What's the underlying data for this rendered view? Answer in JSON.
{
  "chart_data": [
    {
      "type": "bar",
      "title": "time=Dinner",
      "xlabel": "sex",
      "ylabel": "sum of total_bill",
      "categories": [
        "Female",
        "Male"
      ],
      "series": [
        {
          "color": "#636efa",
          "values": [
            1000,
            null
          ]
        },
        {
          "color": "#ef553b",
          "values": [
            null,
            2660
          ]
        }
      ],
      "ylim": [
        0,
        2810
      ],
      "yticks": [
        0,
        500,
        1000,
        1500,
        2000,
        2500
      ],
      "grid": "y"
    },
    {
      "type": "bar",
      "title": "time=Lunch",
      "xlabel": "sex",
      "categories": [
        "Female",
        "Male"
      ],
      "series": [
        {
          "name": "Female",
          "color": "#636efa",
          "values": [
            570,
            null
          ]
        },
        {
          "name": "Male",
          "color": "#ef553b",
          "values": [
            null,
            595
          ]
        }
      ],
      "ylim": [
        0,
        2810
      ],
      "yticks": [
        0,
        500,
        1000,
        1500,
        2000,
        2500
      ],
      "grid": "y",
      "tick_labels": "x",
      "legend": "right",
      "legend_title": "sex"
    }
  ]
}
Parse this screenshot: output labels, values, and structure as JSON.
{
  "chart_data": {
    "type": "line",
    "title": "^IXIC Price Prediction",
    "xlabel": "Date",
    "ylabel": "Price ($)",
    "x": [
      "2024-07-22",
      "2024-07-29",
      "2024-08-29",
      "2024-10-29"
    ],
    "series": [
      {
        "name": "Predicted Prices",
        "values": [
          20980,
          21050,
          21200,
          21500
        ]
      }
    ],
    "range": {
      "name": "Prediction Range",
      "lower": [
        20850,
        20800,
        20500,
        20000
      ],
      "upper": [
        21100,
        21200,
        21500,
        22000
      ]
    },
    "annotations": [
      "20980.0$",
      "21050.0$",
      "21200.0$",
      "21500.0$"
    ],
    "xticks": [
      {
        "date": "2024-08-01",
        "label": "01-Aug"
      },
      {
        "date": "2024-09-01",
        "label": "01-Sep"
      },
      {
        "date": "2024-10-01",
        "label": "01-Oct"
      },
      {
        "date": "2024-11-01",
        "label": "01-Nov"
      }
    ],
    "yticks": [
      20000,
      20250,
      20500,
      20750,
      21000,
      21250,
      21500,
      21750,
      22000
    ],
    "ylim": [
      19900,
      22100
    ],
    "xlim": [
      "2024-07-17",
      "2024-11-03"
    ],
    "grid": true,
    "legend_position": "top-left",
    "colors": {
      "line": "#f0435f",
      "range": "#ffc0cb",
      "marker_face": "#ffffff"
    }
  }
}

##########

# Task description:
Extract every line from the one containing "Parse this screenshot: output" to the end of the entries, including both of those lines, exactly as given and with nothing added.

# The completed task:
Parse this screenshot: output labels, values, and structure as JSON.
{
  "chart_data": {
    "type": "line",
    "title": "^IXIC Price Prediction",
    "xlabel": "Date",
    "ylabel": "Price ($)",
    "x": [
      "2024-07-22",
      "2024-07-29",
      "2024-08-29",
      "2024-10-29"
    ],
    "series": [
      {
        "name": "Predicted Prices",
        "values": [
          20980,
          21050,
          21200,
          21500
        ]
      }
    ],
    "range": {
      "name": "Prediction Range",
      "lower": [
        20850,
        20800,
        20500,
        20000
      ],
      "upper": [
        21100,
        21200,
        21500,
        22000
      ]
    },
    "annotations": [
      "20980.0$",
      "21050.0$",
      "21200.0$",
      "21500.0$"
    ],
    "xticks": [
      {
        "date": "2024-08-01",
        "label": "01-Aug"
      },
      {
        "date": "2024-09-01",
        "label": "01-Sep"
      },
      {
        "date": "2024-10-01",
        "label": "01-Oct"
      },
      {
        "date": "2024-11-01",
        "label": "01-Nov"
      }
    ],
    "yticks": [
      20000,
      20250,
      20500,
      20750,
      21000,
      21250,
      21500,
      21750,
      22000
    ],
    "ylim": [
      19900,
      22100
    ],
    "xlim": [
      "2024-07-17",
      "2024-11-03"
    ],
    "grid": true,
    "legend_position": "top-left",
    "colors": {
      "line": "#f0435f",
      "range": "#ffc0cb",
      "marker_face": "#ffffff"
    }
  }
}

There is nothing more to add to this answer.